• **What is needed**
Copy every one of the items below word for word, keeping each line unchanged.

---

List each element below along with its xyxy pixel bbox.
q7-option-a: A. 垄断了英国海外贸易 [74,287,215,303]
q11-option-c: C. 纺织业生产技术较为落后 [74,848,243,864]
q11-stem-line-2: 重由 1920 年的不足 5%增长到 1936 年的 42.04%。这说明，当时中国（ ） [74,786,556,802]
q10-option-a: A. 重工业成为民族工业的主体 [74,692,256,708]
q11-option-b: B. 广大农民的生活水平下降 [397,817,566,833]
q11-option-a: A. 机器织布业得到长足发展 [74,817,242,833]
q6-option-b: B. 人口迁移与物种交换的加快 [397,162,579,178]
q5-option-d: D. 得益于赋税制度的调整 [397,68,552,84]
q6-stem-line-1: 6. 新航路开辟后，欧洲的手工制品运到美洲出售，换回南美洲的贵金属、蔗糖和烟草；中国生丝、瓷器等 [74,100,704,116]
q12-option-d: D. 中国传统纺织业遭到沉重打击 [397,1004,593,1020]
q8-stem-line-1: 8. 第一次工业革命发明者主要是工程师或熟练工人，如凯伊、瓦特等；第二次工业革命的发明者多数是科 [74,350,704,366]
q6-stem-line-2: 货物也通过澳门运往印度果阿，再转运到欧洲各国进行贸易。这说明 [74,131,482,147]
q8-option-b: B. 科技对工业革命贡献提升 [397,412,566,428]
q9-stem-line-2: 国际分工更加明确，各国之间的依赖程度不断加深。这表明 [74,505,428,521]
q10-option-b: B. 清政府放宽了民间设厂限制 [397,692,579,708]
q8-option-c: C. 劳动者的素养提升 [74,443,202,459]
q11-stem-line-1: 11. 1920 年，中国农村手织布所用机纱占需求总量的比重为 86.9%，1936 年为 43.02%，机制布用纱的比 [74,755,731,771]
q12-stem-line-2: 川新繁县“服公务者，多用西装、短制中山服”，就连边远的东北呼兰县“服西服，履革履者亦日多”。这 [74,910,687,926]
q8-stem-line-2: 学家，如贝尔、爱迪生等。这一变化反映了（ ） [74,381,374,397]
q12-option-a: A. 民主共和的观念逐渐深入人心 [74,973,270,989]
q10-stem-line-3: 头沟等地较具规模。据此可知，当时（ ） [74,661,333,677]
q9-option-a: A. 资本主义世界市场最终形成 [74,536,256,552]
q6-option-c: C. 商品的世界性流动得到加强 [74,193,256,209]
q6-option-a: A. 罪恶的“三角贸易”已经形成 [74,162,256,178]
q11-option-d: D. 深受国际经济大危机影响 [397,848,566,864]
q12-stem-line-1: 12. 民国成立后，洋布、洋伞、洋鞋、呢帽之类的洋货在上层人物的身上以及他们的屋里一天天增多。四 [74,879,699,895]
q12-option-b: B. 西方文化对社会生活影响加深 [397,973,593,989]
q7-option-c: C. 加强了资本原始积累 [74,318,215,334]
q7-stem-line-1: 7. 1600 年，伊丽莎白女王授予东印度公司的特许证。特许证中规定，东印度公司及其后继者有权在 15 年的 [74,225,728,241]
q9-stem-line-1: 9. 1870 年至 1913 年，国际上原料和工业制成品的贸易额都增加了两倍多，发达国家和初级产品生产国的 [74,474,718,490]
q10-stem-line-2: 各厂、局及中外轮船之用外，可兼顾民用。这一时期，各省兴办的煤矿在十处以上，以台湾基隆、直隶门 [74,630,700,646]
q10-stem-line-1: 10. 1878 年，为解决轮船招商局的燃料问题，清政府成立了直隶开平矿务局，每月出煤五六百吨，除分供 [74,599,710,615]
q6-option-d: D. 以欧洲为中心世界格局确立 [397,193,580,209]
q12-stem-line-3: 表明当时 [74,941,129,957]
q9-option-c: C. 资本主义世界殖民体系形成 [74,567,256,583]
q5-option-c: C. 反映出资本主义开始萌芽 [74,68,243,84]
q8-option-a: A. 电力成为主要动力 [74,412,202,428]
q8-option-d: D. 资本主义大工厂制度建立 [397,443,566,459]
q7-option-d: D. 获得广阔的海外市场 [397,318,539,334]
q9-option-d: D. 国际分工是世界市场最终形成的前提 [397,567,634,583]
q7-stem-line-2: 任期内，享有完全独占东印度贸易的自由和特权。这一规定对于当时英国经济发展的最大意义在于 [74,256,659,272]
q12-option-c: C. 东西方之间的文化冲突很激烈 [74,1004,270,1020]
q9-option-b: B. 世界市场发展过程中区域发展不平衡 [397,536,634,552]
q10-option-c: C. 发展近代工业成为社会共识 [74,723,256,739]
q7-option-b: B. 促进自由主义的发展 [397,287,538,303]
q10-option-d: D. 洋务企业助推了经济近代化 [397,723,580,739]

---

• **Correct result**
List each element below along with its xyxy pixel bbox.
q7-option-a: A. 垄断了英国海外贸易 [74,287,215,303]
q11-option-c: C. 纺织业生产技术较为落后 [74,848,243,864]
q11-stem-line-2: 重由 1920 年的不足 5%增长到 1936 年的 42.04%。这说明，当时中国（ ） [74,786,556,802]
q10-option-a: A. 重工业成为民族工业的主体 [74,692,256,708]
q11-option-b: B. 广大农民的生活水平下降 [397,817,566,833]
q11-option-a: A. 机器织布业得到长足发展 [74,817,242,833]
q6-option-b: B. 人口迁移与物种交换的加快 [397,162,579,178]
q5-option-d: D. 得益于赋税制度的调整 [397,68,552,84]
q6-stem-line-1: 6. 新航路开辟后，欧洲的手工制品运到美洲出售，换回南美洲的贵金属、蔗糖和烟草；中国生丝、瓷器等 [74,100,704,116]
q12-option-d: D. 中国传统纺织业遭到沉重打击 [397,1004,593,1020]
q8-stem-line-1: 8. 第一次工业革命发明者主要是工程师或熟练工人，如凯伊、瓦特等；第二次工业革命的发明者多数是科 [74,350,704,366]
q6-stem-line-2: 货物也通过澳门运往印度果阿，再转运到欧洲各国进行贸易。这说明 [74,131,482,147]
q8-option-b: B. 科技对工业革命贡献提升 [397,412,566,428]
q9-stem-line-2: 国际分工更加明确，各国之间的依赖程度不断加深。这表明 [74,505,428,521]
q10-option-b: B. 清政府放宽了民间设厂限制 [397,692,579,708]
q8-option-c: C. 劳动者的素养提升 [74,443,202,459]
q11-stem-line-1: 11. 1920 年，中国农村手织布所用机纱占需求总量的比重为 86.9%，1936 年为 43.02%，机制布用纱的比 [74,755,731,771]
q12-stem-line-2: 川新繁县“服公务者，多用西装、短制中山服”，就连边远的东北呼兰县“服西服，履革履者亦日多”。这 [74,910,687,926]
q8-stem-line-2: 学家，如贝尔、爱迪生等。这一变化反映了（ ） [74,381,374,397]
q12-option-a: A. 民主共和的观念逐渐深入人心 [74,973,270,989]
q10-stem-line-3: 头沟等地较具规模。据此可知，当时（ ） [74,661,333,677]
q9-option-a: A. 资本主义世界市场最终形成 [74,536,256,552]
q6-option-c: C. 商品的世界性流动得到加强 [74,193,256,209]
q6-option-a: A. 罪恶的“三角贸易”已经形成 [74,162,256,178]
q11-option-d: D. 深受国际经济大危机影响 [397,848,566,864]
q12-stem-line-1: 12. 民国成立后，洋布、洋伞、洋鞋、呢帽之类的洋货在上层人物的身上以及他们的屋里一天天增多。四 [74,879,699,895]
q12-option-b: B. 西方文化对社会生活影响加深 [397,973,593,989]
q7-option-c: C. 加强了资本原始积累 [74,318,215,334]
q7-stem-line-1: 7. 1600 年，伊丽莎白女王授予东印度公司的特许证。特许证中规定，东印度公司及其后继者有权在 15 年的 [74,225,728,241]
q9-stem-line-1: 9. 1870 年至 1913 年，国际上原料和工业制成品的贸易额都增加了两倍多，发达国家和初级产品生产国的 [74,474,718,490]
q10-stem-line-2: 各厂、局及中外轮船之用外，可兼顾民用。这一时期，各省兴办的煤矿在十处以上，以台湾基隆、直隶门 [74,630,700,646]
q10-stem-line-1: 10. 1878 年，为解决轮船招商局的燃料问题，清政府成立了直隶开平矿务局，每月出煤五六百吨，除分供 [74,599,710,615]
q6-option-d: D. 以欧洲为中心世界格局确立 [397,193,580,209]
q12-stem-line-3: 表明当时 [74,941,129,957]
q9-option-c: C. 资本主义世界殖民体系形成 [74,567,256,583]
q5-option-c: C. 反映出资本主义开始萌芽 [74,68,243,84]
q8-option-a: A. 电力成为主要动力 [74,412,202,428]
q8-option-d: D. 资本主义大工厂制度建立 [397,443,566,459]
q7-option-d: D. 获得广阔的海外市场 [397,318,539,334]
q9-option-d: D. 国际分工是世界市场最终形成的前提 [397,567,634,583]
q7-stem-line-2: 任期内，享有完全独占东印度贸易的自由和特权。这一规定对于当时英国经济发展的最大意义在于 [74,256,659,272]
q12-option-c: C. 东西方之间的文化冲突很激烈 [74,1004,270,1020]
q9-option-b: B. 世界市场发展过程中区域发展不平衡 [397,536,634,552]
q10-option-c: C. 发展近代工业成为社会共识 [74,723,256,739]
q7-option-b: B. 促进自由主义的发展 [397,287,538,303]
q10-option-d: D. 洋务企业助推了经济近代化 [397,723,580,739]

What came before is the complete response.